What this task involves:
Continue the forum thread about shrugging off people who look down on a family for living in a trailer park, picking up after its last line.

--- BEGIN Document text ---

As you get older, you'll realize their opinions don't matter. Walk away or use your wits. You can't solve problems with violence as that leads to more violence. Walk away.

FYI, I'm 34 years old with 4 boys and I live in a trailer park. Anyone who thinks less of me because of it, I have 1 thing to say, 

"Thank you for taking the time out of your busy day to occupy your thoughts with my family and I. I didn't realize I was that important to you! I personally never wasted my time thinking about you, but now I will try to set some time aside to think about your situation. Maybe when I'm in the bathroom..."

By the way, when they push food at you, say thanks and save your money for something else!!!


----------



## sharon time (Jun 20, 2004)

--- END Document text ---
--- BEGIN Recorded information ---

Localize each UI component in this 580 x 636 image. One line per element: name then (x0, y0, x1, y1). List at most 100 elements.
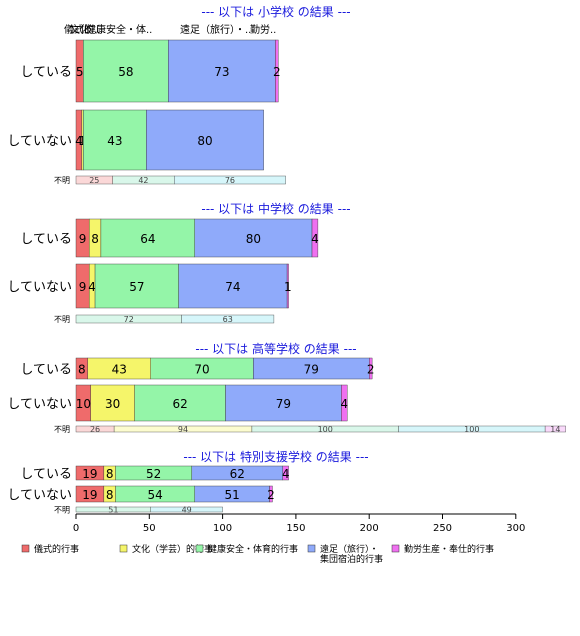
bar-segment (369, 357, 373, 380)
unknown-data-label: 42 (138, 176, 148, 185)
bar-segment (178, 263, 288, 309)
data-label: 8 (78, 363, 86, 377)
data-label: 43 (107, 134, 122, 148)
data-label: 8 (106, 467, 114, 481)
data-label: 8 (106, 488, 114, 502)
data-label: 62 (230, 467, 245, 481)
unknown-data-label: 63 (223, 315, 233, 324)
unknown-data-label: 49 (182, 506, 192, 515)
bar-segment (311, 218, 319, 258)
panel-title: --- 以下は 小学校 の結果 --- (201, 4, 350, 19)
data-label: 4 (340, 397, 348, 411)
data-label: 80 (246, 232, 261, 246)
x-tick-label: 250 (433, 523, 452, 534)
panel-title: --- 以下は 特別支援学校 の結果 --- (183, 449, 368, 464)
data-label: 52 (146, 467, 161, 481)
bar-segment (269, 485, 273, 503)
overlapped-category-text: 勤労.. (250, 23, 276, 36)
bar-segment (94, 263, 179, 309)
data-label: 4 (311, 232, 319, 246)
data-label: 8 (91, 232, 99, 246)
legend-swatch (195, 544, 204, 553)
overlapped-category-text: 儀式的.. (64, 23, 100, 36)
row-label: していない (7, 397, 72, 412)
legend-swatch (21, 544, 30, 553)
data-label: 2 (267, 488, 275, 502)
data-label: 4 (282, 467, 290, 481)
row-label-unknown: 不明 (54, 176, 70, 185)
data-label: 64 (140, 232, 155, 246)
legend-label: 遠足（旅行）・ (320, 543, 379, 555)
data-label: 19 (82, 467, 97, 481)
bar-segment (168, 39, 276, 103)
unknown-data-label: 26 (90, 425, 100, 434)
row-label: していない (7, 134, 72, 149)
unknown-data-label: 100 (318, 425, 333, 434)
panel-title: --- 以下は 高等学校 の結果 --- (195, 341, 356, 356)
legend-swatch (307, 544, 316, 553)
data-label: 4 (88, 280, 96, 294)
row-label: していない (7, 488, 72, 503)
overlapped-category-text: 文化（.. (70, 23, 106, 36)
x-tick-label: 150 (286, 523, 305, 534)
bar-segment (90, 384, 135, 422)
bar-segment (341, 384, 348, 422)
unknown-bar-segment (150, 506, 223, 513)
data-label: 5 (76, 65, 84, 79)
unknown-data-label: 14 (550, 425, 560, 434)
bar-segment (100, 218, 195, 258)
row-label: している (20, 65, 72, 80)
data-label: 79 (304, 363, 319, 377)
unknown-data-label: 25 (89, 176, 99, 185)
unknown-data-label: 100 (464, 425, 479, 434)
x-tick-label: 200 (360, 523, 379, 534)
legend-label: 儀式的行事 (34, 543, 79, 555)
legend-label: 勤労生産・奉仕的行事 (404, 543, 494, 555)
row-label: している (20, 232, 72, 247)
data-label: 70 (194, 363, 209, 377)
row-label-unknown: 不明 (54, 506, 70, 515)
bar-segment (83, 39, 169, 103)
data-label: 80 (197, 134, 212, 148)
data-label: 58 (118, 65, 133, 79)
x-tick-label: 300 (506, 523, 525, 534)
legend-swatch (119, 544, 128, 553)
data-label: 30 (105, 397, 120, 411)
unknown-bar-segment (181, 314, 275, 324)
data-label: 19 (82, 488, 97, 502)
row-label-unknown: 不明 (54, 425, 70, 434)
data-label: 10 (76, 397, 91, 411)
unknown-data-label: 72 (124, 315, 134, 324)
data-label: 73 (214, 65, 229, 79)
data-label: 62 (172, 397, 187, 411)
data-label: 51 (224, 488, 239, 502)
legend-label: 集団宿泊的行事 (320, 553, 383, 565)
panel-title: --- 以下は 中学校 の結果 --- (201, 201, 350, 216)
bar-segment (134, 384, 226, 422)
unknown-bar-segment (174, 175, 286, 185)
bar-segment (282, 465, 289, 481)
legend-swatch (391, 544, 400, 553)
data-label: 4 (75, 134, 83, 148)
data-label: 2 (273, 65, 281, 79)
bar-segment (286, 263, 289, 309)
bar-segment (146, 109, 264, 171)
unknown-bar-segment (544, 425, 566, 433)
unknown-data-label: 94 (178, 425, 188, 434)
bar-segment (194, 218, 313, 258)
bar-segment (275, 39, 279, 103)
x-tick-label: 50 (143, 523, 156, 534)
data-label: 1 (79, 134, 87, 148)
data-label: 57 (129, 280, 144, 294)
row-label: している (20, 363, 72, 378)
row-label: している (20, 467, 72, 482)
overlapped-category-text: 遠足（旅行）・.. (180, 23, 251, 36)
legend-label: 文化（学芸）的行事 (132, 543, 213, 555)
data-label: 2 (367, 363, 375, 377)
data-label: 74 (225, 280, 240, 294)
legend-label: 健康安全・体育的行事 (208, 543, 298, 555)
x-tick-label: 100 (213, 523, 232, 534)
data-label: 54 (148, 488, 163, 502)
overlapped-category-text: 健康安全・体.. (86, 23, 152, 36)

--- END Recorded information ---

Task answer:
I Know that kids can really be mean and hatefull. I have coached baseball / Boy scouts. Easy to say but you HAVE to ignore those mosquito brains. Regardless of how right you are, when you try to go it alone you will end up smelling like dog doo, they will end up smelling like roses. You need to go to the teachers / school counselor. It may not be a bad idea to talk to your church pastor. Maybe he could help you out. But don't get involved in exchanging punches because I'm sure you will be the one seen throwing the last punch and you will go DOWN. They never see who thru the first. BELIEVE me this is from experince. Its hard to be the bigger MAN but you have to walk away.


----------



## Lewis (Apr 5, 2004)

Being born into a family with limited financial rescources is certainly not your fault.
Dont be ashamed of it.
You have a few short years before you are an adult.
Work hard and persevere and you will dig yourself out of poverty.
Just hold your head up and dont let the other kids mean spirited immaturity get the best of you.
Man...you shouldnt be going without lunch.
Does your school have a free or reduced price lunch program?


----------



## WalleyeGuy (Apr 9, 2004)

Kick there usless cowardly rear ends and be done with it.
When the adults show up, odds are, it will then be taken care of.
Then they will only call you trailer trash behind your back, with no nads to do it in front of your face.


----------



## junkyardbass (Mar 19, 2006)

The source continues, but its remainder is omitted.